Stored records:
__________

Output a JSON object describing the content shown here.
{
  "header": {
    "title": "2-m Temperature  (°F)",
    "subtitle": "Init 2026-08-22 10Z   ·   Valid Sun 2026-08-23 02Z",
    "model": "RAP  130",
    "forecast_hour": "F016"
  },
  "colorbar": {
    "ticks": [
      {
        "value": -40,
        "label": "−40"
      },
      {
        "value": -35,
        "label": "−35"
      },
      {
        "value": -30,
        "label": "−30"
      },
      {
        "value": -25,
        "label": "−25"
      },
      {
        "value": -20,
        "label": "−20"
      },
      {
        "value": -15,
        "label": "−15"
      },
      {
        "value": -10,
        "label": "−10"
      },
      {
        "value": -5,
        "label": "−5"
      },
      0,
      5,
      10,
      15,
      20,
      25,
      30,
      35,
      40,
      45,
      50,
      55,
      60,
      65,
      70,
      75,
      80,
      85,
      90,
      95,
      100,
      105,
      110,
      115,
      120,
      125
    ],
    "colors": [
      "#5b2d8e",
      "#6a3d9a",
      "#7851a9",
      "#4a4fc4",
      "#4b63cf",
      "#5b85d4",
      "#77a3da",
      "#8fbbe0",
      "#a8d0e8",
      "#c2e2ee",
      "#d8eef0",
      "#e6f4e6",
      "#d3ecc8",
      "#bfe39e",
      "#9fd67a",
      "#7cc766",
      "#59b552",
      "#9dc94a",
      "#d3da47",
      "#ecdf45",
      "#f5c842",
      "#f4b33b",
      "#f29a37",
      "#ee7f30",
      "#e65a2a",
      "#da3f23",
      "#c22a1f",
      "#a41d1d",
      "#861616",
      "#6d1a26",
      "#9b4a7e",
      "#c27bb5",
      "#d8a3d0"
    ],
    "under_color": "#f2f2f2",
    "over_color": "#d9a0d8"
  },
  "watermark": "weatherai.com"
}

__________

• **What the exercise asks**:
From the entries, report each line that includes the word "label".

• **Output**:
        "label": "−40"
        "label": "−35"
        "label": "−30"
        "label": "−25"
        "label": "−20"
        "label": "−15"
        "label": "−10"
        "label": "−5"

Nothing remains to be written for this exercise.